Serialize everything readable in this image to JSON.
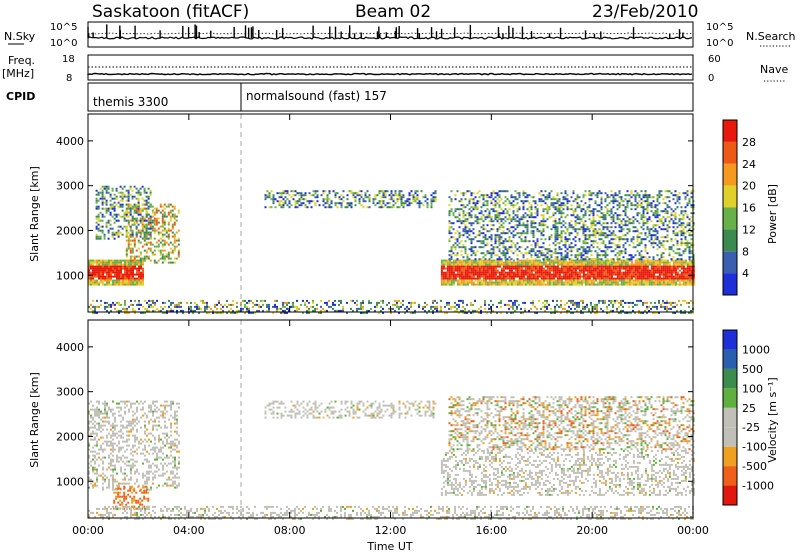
{
  "header": {
    "station": "Saskatoon (fitACF)",
    "beam": "Beam 02",
    "date": "23/Feb/2010"
  },
  "noise_panel": {
    "left_label": "N.Sky",
    "right_label": "N.Search",
    "left_ticks": [
      "10^5",
      "10^0"
    ],
    "right_ticks": [
      "10^5",
      "10^0"
    ]
  },
  "freq_panel": {
    "left_label": "Freq.",
    "left_unit": "[MHz]",
    "right_label": "Nave",
    "left_ticks": [
      "18",
      "8"
    ],
    "right_ticks": [
      "60",
      "0"
    ]
  },
  "cpid_panel": {
    "label": "CPID",
    "modes": [
      {
        "name": "themis 3300",
        "start_hour": 0
      },
      {
        "name": "normalsound (fast) 157",
        "start_hour": 6
      }
    ]
  },
  "colors": {
    "power": [
      "#1f2fd8",
      "#3a5fb0",
      "#3b8a50",
      "#67b04a",
      "#e0d12a",
      "#f59a1e",
      "#ee5a16",
      "#e8180c"
    ],
    "velocity": [
      "#e0180e",
      "#f0601a",
      "#f0a020",
      "#c0c0b8",
      "#c0c0b8",
      "#60b040",
      "#3c8c50",
      "#2a5fb0",
      "#1f2fd8"
    ],
    "gray_scatter": "#c0c0b8"
  },
  "chart_data": [
    {
      "type": "heatmap",
      "title": "",
      "xlabel": "",
      "ylabel": "Slant Range [km]",
      "x_range_hours": [
        0,
        24
      ],
      "ylim": [
        180,
        4600
      ],
      "x_ticks": [
        "00:00",
        "04:00",
        "08:00",
        "12:00",
        "16:00",
        "20:00",
        "00:00"
      ],
      "y_ticks": [
        1000,
        2000,
        3000,
        4000
      ],
      "colorbar": {
        "label": "Power [dB]",
        "ticks": [
          "4",
          "8",
          "12",
          "16",
          "20",
          "24",
          "28"
        ]
      },
      "regions": [
        {
          "t_start": 0.0,
          "t_end": 2.2,
          "range_start": 800,
          "range_end": 1350,
          "level": "high"
        },
        {
          "t_start": 1.5,
          "t_end": 3.6,
          "range_start": 1300,
          "range_end": 2600,
          "level": "medium"
        },
        {
          "t_start": 0.3,
          "t_end": 2.5,
          "range_start": 1800,
          "range_end": 3000,
          "level": "low"
        },
        {
          "t_start": 7.0,
          "t_end": 13.8,
          "range_start": 2500,
          "range_end": 2900,
          "level": "low"
        },
        {
          "t_start": 14.0,
          "t_end": 24.0,
          "range_start": 800,
          "range_end": 1350,
          "level": "high"
        },
        {
          "t_start": 14.3,
          "t_end": 24.0,
          "range_start": 1350,
          "range_end": 2900,
          "level": "low"
        },
        {
          "t_start": 0.0,
          "t_end": 24.0,
          "range_start": 180,
          "range_end": 450,
          "level": "ground"
        }
      ]
    },
    {
      "type": "heatmap",
      "title": "",
      "xlabel": "Time UT",
      "ylabel": "Slant Range [km]",
      "x_range_hours": [
        0,
        24
      ],
      "ylim": [
        180,
        4600
      ],
      "x_ticks": [
        "00:00",
        "04:00",
        "08:00",
        "12:00",
        "16:00",
        "20:00",
        "00:00"
      ],
      "y_ticks": [
        1000,
        2000,
        3000,
        4000
      ],
      "colorbar": {
        "label": "Velocity [m s⁻¹]",
        "ticks": [
          "1000",
          "500",
          "100",
          "25",
          "-25",
          "-100",
          "-500",
          "-1000"
        ]
      },
      "regions": [
        {
          "t_start": 0.0,
          "t_end": 3.6,
          "range_start": 800,
          "range_end": 2800,
          "level": "ground"
        },
        {
          "t_start": 1.0,
          "t_end": 2.4,
          "range_start": 400,
          "range_end": 900,
          "level": "negative"
        },
        {
          "t_start": 7.0,
          "t_end": 13.8,
          "range_start": 2400,
          "range_end": 2800,
          "level": "ground"
        },
        {
          "t_start": 14.0,
          "t_end": 24.0,
          "range_start": 700,
          "range_end": 1700,
          "level": "ground"
        },
        {
          "t_start": 14.3,
          "t_end": 24.0,
          "range_start": 1700,
          "range_end": 2900,
          "level": "mixed"
        },
        {
          "t_start": 0.0,
          "t_end": 24.0,
          "range_start": 180,
          "range_end": 450,
          "level": "ground"
        }
      ]
    }
  ]
}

+++

- _WRITTEN EXERCISE_
All of the material above is to be copied exactly, except for its images.

- _RESULT OF THE TASK_
Serialize everything readable in this image to JSON.
{
  "header": {
    "station": "Saskatoon (fitACF)",
    "beam": "Beam 02",
    "date": "23/Feb/2010"
  },
  "noise_panel": {
    "left_label": "N.Sky",
    "right_label": "N.Search",
    "left_ticks": [
      "10^5",
      "10^0"
    ],
    "right_ticks": [
      "10^5",
      "10^0"
    ]
  },
  "freq_panel": {
    "left_label": "Freq.",
    "left_unit": "[MHz]",
    "right_label": "Nave",
    "left_ticks": [
      "18",
      "8"
    ],
    "right_ticks": [
      "60",
      "0"
    ]
  },
  "cpid_panel": {
    "label": "CPID",
    "modes": [
      {
        "name": "themis 3300",
        "start_hour": 0
      },
      {
        "name": "normalsound (fast) 157",
        "start_hour": 6
      }
    ]
  },
  "colors": {
    "power": [
      "#1f2fd8",
      "#3a5fb0",
      "#3b8a50",
      "#67b04a",
      "#e0d12a",
      "#f59a1e",
      "#ee5a16",
      "#e8180c"
    ],
    "velocity": [
      "#e0180e",
      "#f0601a",
      "#f0a020",
      "#c0c0b8",
      "#c0c0b8",
      "#60b040",
      "#3c8c50",
      "#2a5fb0",
      "#1f2fd8"
    ],
    "gray_scatter": "#c0c0b8"
  },
  "chart_data": [
    {
      "type": "heatmap",
      "title": "",
      "xlabel": "",
      "ylabel": "Slant Range [km]",
      "x_range_hours": [
        0,
        24
      ],
      "ylim": [
        180,
        4600
      ],
      "x_ticks": [
        "00:00",
        "04:00",
        "08:00",
        "12:00",
        "16:00",
        "20:00",
        "00:00"
      ],
      "y_ticks": [
        1000,
        2000,
        3000,
        4000
      ],
      "colorbar": {
        "label": "Power [dB]",
        "ticks": [
          "4",
          "8",
          "12",
          "16",
          "20",
          "24",
          "28"
        ]
      },
      "regions": [
        {
          "t_start": 0.0,
          "t_end": 2.2,
          "range_start": 800,
          "range_end": 1350,
          "level": "high"
        },
        {
          "t_start": 1.5,
          "t_end": 3.6,
          "range_start": 1300,
          "range_end": 2600,
          "level": "medium"
        },
        {
          "t_start": 0.3,
          "t_end": 2.5,
          "range_start": 1800,
          "range_end": 3000,
          "level": "low"
        },
        {
          "t_start": 7.0,
          "t_end": 13.8,
          "range_start": 2500,
          "range_end": 2900,
          "level": "low"
        },
        {
          "t_start": 14.0,
          "t_end": 24.0,
          "range_start": 800,
          "range_end": 1350,
          "level": "high"
        },
        {
          "t_start": 14.3,
          "t_end": 24.0,
          "range_start": 1350,
          "range_end": 2900,
          "level": "low"
        },
        {
          "t_start": 0.0,
          "t_end": 24.0,
          "range_start": 180,
          "range_end": 450,
          "level": "ground"
        }
      ]
    },
    {
      "type": "heatmap",
      "title": "",
      "xlabel": "Time UT",
      "ylabel": "Slant Range [km]",
      "x_range_hours": [
        0,
        24
      ],
      "ylim": [
        180,
        4600
      ],
      "x_ticks": [
        "00:00",
        "04:00",
        "08:00",
        "12:00",
        "16:00",
        "20:00",
        "00:00"
      ],
      "y_ticks": [
        1000,
        2000,
        3000,
        4000
      ],
      "colorbar": {
        "label": "Velocity [m s⁻¹]",
        "ticks": [
          "1000",
          "500",
          "100",
          "25",
          "-25",
          "-100",
          "-500",
          "-1000"
        ]
      },
      "regions": [
        {
          "t_start": 0.0,
          "t_end": 3.6,
          "range_start": 800,
          "range_end": 2800,
          "level": "ground"
        },
        {
          "t_start": 1.0,
          "t_end": 2.4,
          "range_start": 400,
          "range_end": 900,
          "level": "negative"
        },
        {
          "t_start": 7.0,
          "t_end": 13.8,
          "range_start": 2400,
          "range_end": 2800,
          "level": "ground"
        },
        {
          "t_start": 14.0,
          "t_end": 24.0,
          "range_start": 700,
          "range_end": 1700,
          "level": "ground"
        },
        {
          "t_start": 14.3,
          "t_end": 24.0,
          "range_start": 1700,
          "range_end": 2900,
          "level": "mixed"
        },
        {
          "t_start": 0.0,
          "t_end": 24.0,
          "range_start": 180,
          "range_end": 450,
          "level": "ground"
        }
      ]
    }
  ]
}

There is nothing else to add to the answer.